● **Short problem**
It is required that all of the data be written out exactly.

#####

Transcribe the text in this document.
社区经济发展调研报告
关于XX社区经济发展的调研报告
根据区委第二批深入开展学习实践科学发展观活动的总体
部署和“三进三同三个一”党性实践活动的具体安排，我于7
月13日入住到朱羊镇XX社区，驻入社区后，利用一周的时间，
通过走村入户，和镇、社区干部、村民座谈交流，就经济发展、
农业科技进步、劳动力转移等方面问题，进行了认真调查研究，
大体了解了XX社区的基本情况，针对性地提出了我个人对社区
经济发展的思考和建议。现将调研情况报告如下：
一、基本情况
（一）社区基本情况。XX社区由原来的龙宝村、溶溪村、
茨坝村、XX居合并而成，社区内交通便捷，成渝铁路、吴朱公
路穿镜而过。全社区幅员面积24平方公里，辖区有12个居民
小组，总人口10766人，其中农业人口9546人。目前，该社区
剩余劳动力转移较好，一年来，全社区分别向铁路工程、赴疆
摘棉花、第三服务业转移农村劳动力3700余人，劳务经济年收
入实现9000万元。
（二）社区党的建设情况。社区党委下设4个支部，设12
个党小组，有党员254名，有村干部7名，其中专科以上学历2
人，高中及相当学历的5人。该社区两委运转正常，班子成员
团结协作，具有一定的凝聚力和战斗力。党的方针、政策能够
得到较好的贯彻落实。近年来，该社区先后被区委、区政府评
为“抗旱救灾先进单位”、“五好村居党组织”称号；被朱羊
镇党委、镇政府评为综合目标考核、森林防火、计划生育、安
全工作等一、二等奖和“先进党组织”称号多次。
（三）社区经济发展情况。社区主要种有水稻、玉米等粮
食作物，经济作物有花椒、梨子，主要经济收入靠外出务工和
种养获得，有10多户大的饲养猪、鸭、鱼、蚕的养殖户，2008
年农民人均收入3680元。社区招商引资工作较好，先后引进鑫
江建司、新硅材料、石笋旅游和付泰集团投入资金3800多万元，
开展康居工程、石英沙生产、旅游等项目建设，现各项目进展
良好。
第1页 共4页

#####

● **Solved exercise**
Transcribe the text in this document.
社区经济发展调研报告
关于XX社区经济发展的调研报告
根据区委第二批深入开展学习实践科学发展观活动的总体
部署和“三进三同三个一”党性实践活动的具体安排，我于7
月13日入住到朱羊镇XX社区，驻入社区后，利用一周的时间，
通过走村入户，和镇、社区干部、村民座谈交流，就经济发展、
农业科技进步、劳动力转移等方面问题，进行了认真调查研究，
大体了解了XX社区的基本情况，针对性地提出了我个人对社区
经济发展的思考和建议。现将调研情况报告如下：
一、基本情况
（一）社区基本情况。XX社区由原来的龙宝村、溶溪村、
茨坝村、XX居合并而成，社区内交通便捷，成渝铁路、吴朱公
路穿镜而过。全社区幅员面积24平方公里，辖区有12个居民
小组，总人口10766人，其中农业人口9546人。目前，该社区
剩余劳动力转移较好，一年来，全社区分别向铁路工程、赴疆
摘棉花、第三服务业转移农村劳动力3700余人，劳务经济年收
入实现9000万元。
（二）社区党的建设情况。社区党委下设4个支部，设12
个党小组，有党员254名，有村干部7名，其中专科以上学历2
人，高中及相当学历的5人。该社区两委运转正常，班子成员
团结协作，具有一定的凝聚力和战斗力。党的方针、政策能够
得到较好的贯彻落实。近年来，该社区先后被区委、区政府评
为“抗旱救灾先进单位”、“五好村居党组织”称号；被朱羊
镇党委、镇政府评为综合目标考核、森林防火、计划生育、安
全工作等一、二等奖和“先进党组织”称号多次。
（三）社区经济发展情况。社区主要种有水稻、玉米等粮
食作物，经济作物有花椒、梨子，主要经济收入靠外出务工和
种养获得，有10多户大的饲养猪、鸭、鱼、蚕的养殖户，2008
年农民人均收入3680元。社区招商引资工作较好，先后引进鑫
江建司、新硅材料、石笋旅游和付泰集团投入资金3800多万元，
开展康居工程、石英沙生产、旅游等项目建设，现各项目进展
良好。
第1页 共4页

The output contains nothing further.